### WHAT IS NEEDED:
All of the data needs to be repeated exactly.

(Stored records)
========================================================================

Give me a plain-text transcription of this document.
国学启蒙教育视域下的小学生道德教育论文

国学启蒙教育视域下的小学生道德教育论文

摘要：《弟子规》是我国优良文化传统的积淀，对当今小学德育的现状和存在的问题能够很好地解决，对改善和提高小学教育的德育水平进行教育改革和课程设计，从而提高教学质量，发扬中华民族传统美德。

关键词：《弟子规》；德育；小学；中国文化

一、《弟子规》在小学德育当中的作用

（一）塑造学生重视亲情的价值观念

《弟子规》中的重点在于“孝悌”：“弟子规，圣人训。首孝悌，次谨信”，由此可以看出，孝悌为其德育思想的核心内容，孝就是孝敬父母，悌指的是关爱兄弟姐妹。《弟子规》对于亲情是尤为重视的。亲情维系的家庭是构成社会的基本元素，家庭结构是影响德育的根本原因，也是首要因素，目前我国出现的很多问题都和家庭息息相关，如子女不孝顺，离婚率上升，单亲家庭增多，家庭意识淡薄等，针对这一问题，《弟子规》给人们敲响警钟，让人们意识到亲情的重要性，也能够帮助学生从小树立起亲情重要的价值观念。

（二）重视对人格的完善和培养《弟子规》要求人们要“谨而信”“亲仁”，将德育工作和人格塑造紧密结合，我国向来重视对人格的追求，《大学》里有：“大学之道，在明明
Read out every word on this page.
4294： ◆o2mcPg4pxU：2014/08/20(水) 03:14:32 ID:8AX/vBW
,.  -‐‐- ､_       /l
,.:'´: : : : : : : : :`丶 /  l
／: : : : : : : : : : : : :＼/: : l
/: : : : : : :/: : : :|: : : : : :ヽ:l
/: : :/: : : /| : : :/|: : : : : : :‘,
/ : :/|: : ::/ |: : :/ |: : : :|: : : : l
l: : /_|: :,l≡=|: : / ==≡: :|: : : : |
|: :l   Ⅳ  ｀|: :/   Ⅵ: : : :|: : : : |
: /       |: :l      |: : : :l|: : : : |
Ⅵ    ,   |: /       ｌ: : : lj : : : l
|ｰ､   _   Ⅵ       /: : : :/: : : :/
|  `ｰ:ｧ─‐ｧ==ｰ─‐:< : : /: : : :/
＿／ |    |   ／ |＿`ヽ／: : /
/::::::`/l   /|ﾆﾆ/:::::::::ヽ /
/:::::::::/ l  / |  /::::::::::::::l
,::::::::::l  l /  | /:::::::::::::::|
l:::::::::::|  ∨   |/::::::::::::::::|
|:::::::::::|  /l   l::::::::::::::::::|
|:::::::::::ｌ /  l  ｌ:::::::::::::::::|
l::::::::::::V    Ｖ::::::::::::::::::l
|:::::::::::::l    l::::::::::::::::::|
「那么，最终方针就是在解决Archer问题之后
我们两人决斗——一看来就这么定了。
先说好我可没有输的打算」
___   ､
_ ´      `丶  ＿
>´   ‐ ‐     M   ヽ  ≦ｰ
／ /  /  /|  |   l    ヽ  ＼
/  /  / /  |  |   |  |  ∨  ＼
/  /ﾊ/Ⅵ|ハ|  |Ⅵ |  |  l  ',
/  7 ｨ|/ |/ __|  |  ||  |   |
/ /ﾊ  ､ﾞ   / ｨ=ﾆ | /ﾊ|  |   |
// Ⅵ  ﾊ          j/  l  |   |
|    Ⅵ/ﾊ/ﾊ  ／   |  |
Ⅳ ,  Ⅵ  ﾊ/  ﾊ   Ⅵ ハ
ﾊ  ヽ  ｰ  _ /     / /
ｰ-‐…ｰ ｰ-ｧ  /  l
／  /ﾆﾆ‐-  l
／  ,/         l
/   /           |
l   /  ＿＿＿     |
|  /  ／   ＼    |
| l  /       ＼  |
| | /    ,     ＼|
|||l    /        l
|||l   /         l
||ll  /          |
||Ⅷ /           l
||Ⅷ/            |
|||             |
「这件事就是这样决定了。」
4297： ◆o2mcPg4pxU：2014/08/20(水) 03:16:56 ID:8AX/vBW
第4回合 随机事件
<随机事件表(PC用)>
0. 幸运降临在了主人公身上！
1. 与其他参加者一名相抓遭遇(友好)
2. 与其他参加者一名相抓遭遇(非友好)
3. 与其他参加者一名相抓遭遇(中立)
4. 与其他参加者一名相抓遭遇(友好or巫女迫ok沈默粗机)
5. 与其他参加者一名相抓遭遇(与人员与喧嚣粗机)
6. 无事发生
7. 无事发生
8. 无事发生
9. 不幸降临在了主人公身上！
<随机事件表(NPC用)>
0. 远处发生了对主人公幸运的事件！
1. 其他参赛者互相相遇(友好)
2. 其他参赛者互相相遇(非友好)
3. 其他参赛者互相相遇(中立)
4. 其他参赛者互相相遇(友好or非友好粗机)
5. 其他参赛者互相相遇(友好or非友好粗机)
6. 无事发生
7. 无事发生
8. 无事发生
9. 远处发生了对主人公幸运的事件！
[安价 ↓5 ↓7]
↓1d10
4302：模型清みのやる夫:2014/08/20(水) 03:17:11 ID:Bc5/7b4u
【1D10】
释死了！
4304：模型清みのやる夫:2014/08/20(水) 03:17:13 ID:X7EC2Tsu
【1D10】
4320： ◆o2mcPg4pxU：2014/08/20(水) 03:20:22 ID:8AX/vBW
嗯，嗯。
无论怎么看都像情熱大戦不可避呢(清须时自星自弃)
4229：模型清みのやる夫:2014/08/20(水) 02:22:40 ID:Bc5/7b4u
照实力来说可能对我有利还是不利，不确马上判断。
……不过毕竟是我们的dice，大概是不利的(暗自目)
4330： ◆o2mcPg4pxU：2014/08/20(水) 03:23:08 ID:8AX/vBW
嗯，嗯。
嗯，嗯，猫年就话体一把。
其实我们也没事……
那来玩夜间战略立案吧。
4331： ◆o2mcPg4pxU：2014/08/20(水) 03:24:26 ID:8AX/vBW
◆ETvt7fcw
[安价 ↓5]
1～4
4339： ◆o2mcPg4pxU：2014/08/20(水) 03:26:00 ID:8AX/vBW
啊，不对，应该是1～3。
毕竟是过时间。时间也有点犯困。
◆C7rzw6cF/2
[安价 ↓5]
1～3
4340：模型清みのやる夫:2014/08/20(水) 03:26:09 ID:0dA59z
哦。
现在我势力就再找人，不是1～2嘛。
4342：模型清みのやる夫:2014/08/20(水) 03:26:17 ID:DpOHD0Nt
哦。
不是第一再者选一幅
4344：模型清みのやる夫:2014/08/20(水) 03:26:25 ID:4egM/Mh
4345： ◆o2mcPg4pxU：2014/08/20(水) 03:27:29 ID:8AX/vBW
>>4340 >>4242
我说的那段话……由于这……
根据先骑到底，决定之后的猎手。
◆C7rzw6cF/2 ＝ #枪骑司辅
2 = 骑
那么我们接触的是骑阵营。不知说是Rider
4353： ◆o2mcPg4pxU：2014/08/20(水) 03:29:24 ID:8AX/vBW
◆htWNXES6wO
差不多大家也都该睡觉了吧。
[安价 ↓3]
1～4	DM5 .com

========================================================================

### SOLUTION TO THIS TASK:
Give me a plain-text transcription of this document.
国学启蒙教育视域下的小学生道德教育论文

国学启蒙教育视域下的小学生道德教育论文

摘要：《弟子规》是我国优良文化传统的积淀，对当今小学德育的现状和存在的问题能够很好地解决，对改善和提高小学教育的德育水平进行教育改革和课程设计，从而提高教学质量，发扬中华民族传统美德。

关键词：《弟子规》；德育；小学；中国文化

一、《弟子规》在小学德育当中的作用

（一）塑造学生重视亲情的价值观念

《弟子规》中的重点在于“孝悌”：“弟子规，圣人训。首孝悌，次谨信”，由此可以看出，孝悌为其德育思想的核心内容，孝就是孝敬父母，悌指的是关爱兄弟姐妹。《弟子规》对于亲情是尤为重视的。亲情维系的家庭是构成社会的基本元素，家庭结构是影响德育的根本原因，也是首要因素，目前我国出现的很多问题都和家庭息息相关，如子女不孝顺，离婚率上升，单亲家庭增多，家庭意识淡薄等，针对这一问题，《弟子规》给人们敲响警钟，让人们意识到亲情的重要性，也能够帮助学生从小树立起亲情重要的价值观念。

（二）重视对人格的完善和培养《弟子规》要求人们要“谨而信”“亲仁”，将德育工作和人格塑造紧密结合，我国向来重视对人格的追求，《大学》里有：“大学之道，在明明
Read out every word on this page.
4294： ◆o2mcPg4pxU：2014/08/20(水) 03:14:32 ID:8AX/vBW
,.  -‐‐- ､_       /l
,.:'´: : : : : : : : :`丶 /  l
／: : : : : : : : : : : : :＼/: : l
/: : : : : : :/: : : :|: : : : : :ヽ:l
/: : :/: : : /| : : :/|: : : : : : :‘,
/ : :/|: : ::/ |: : :/ |: : : :|: : : : l
l: : /_|: :,l≡=|: : / ==≡: :|: : : : |
|: :l   Ⅳ  ｀|: :/   Ⅵ: : : :|: : : : |
: /       |: :l      |: : : :l|: : : : |
Ⅵ    ,   |: /       ｌ: : : lj : : : l
|ｰ､   _   Ⅵ       /: : : :/: : : :/
|  `ｰ:ｧ─‐ｧ==ｰ─‐:< : : /: : : :/
＿／ |    |   ／ |＿`ヽ／: : /
/::::::`/l   /|ﾆﾆ/:::::::::ヽ /
/:::::::::/ l  / |  /::::::::::::::l
,::::::::::l  l /  | /:::::::::::::::|
l:::::::::::|  ∨   |/::::::::::::::::|
|:::::::::::|  /l   l::::::::::::::::::|
|:::::::::::ｌ /  l  ｌ:::::::::::::::::|
l::::::::::::V    Ｖ::::::::::::::::::l
|:::::::::::::l    l::::::::::::::::::|
「那么，最终方针就是在解决Archer问题之后
我们两人决斗——一看来就这么定了。
先说好我可没有输的打算」
___   ､
_ ´      `丶  ＿
>´   ‐ ‐     M   ヽ  ≦ｰ
／ /  /  /|  |   l    ヽ  ＼
/  /  / /  |  |   |  |  ∨  ＼
/  /ﾊ/Ⅵ|ハ|  |Ⅵ |  |  l  ',
/  7 ｨ|/ |/ __|  |  ||  |   |
/ /ﾊ  ､ﾞ   / ｨ=ﾆ | /ﾊ|  |   |
// Ⅵ  ﾊ          j/  l  |   |
|    Ⅵ/ﾊ/ﾊ  ／   |  |
Ⅳ ,  Ⅵ  ﾊ/  ﾊ   Ⅵ ハ
ﾊ  ヽ  ｰ  _ /     / /
ｰ-‐…ｰ ｰ-ｧ  /  l
／  /ﾆﾆ‐-  l
／  ,/         l
/   /           |
l   /  ＿＿＿     |
|  /  ／   ＼    |
| l  /       ＼  |
| | /    ,     ＼|
|||l    /        l
|||l   /         l
||ll  /          |
||Ⅷ /           l
||Ⅷ/            |
|||             |
「这件事就是这样决定了。」
4297： ◆o2mcPg4pxU：2014/08/20(水) 03:16:56 ID:8AX/vBW
第4回合 随机事件
<随机事件表(PC用)>
0. 幸运降临在了主人公身上！
1. 与其他参加者一名相抓遭遇(友好)
2. 与其他参加者一名相抓遭遇(非友好)
3. 与其他参加者一名相抓遭遇(中立)
4. 与其他参加者一名相抓遭遇(友好or巫女迫ok沈默粗机)
5. 与其他参加者一名相抓遭遇(与人员与喧嚣粗机)
6. 无事发生
7. 无事发生
8. 无事发生
9. 不幸降临在了主人公身上！
<随机事件表(NPC用)>
0. 远处发生了对主人公幸运的事件！
1. 其他参赛者互相相遇(友好)
2. 其他参赛者互相相遇(非友好)
3. 其他参赛者互相相遇(中立)
4. 其他参赛者互相相遇(友好or非友好粗机)
5. 其他参赛者互相相遇(友好or非友好粗机)
6. 无事发生
7. 无事发生
8. 无事发生
9. 远处发生了对主人公幸运的事件！
[安价 ↓5 ↓7]
↓1d10
4302：模型清みのやる夫:2014/08/20(水) 03:17:11 ID:Bc5/7b4u
【1D10】
释死了！
4304：模型清みのやる夫:2014/08/20(水) 03:17:13 ID:X7EC2Tsu
【1D10】
4320： ◆o2mcPg4pxU：2014/08/20(水) 03:20:22 ID:8AX/vBW
嗯，嗯。
无论怎么看都像情熱大戦不可避呢(清须时自星自弃)
4229：模型清みのやる夫:2014/08/20(水) 02:22:40 ID:Bc5/7b4u
照实力来说可能对我有利还是不利，不确马上判断。
……不过毕竟是我们的dice，大概是不利的(暗自目)
4330： ◆o2mcPg4pxU：2014/08/20(水) 03:23:08 ID:8AX/vBW
嗯，嗯。
嗯，嗯，猫年就话体一把。
其实我们也没事……
那来玩夜间战略立案吧。
4331： ◆o2mcPg4pxU：2014/08/20(水) 03:24:26 ID:8AX/vBW
◆ETvt7fcw
[安价 ↓5]
1～4
4339： ◆o2mcPg4pxU：2014/08/20(水) 03:26:00 ID:8AX/vBW
啊，不对，应该是1～3。
毕竟是过时间。时间也有点犯困。
◆C7rzw6cF/2
[安价 ↓5]
1～3
4340：模型清みのやる夫:2014/08/20(水) 03:26:09 ID:0dA59z
哦。
现在我势力就再找人，不是1～2嘛。
4342：模型清みのやる夫:2014/08/20(水) 03:26:17 ID:DpOHD0Nt
哦。
不是第一再者选一幅
4344：模型清みのやる夫:2014/08/20(水) 03:26:25 ID:4egM/Mh
4345： ◆o2mcPg4pxU：2014/08/20(水) 03:27:29 ID:8AX/vBW
>>4340 >>4242
我说的那段话……由于这……
根据先骑到底，决定之后的猎手。
◆C7rzw6cF/2 ＝ #枪骑司辅
2 = 骑
那么我们接触的是骑阵营。不知说是Rider
4353： ◆o2mcPg4pxU：2014/08/20(水) 03:29:24 ID:8AX/vBW
◆htWNXES6wO
差不多大家也都该睡觉了吧。
[安价 ↓3]
1～4	DM5 .com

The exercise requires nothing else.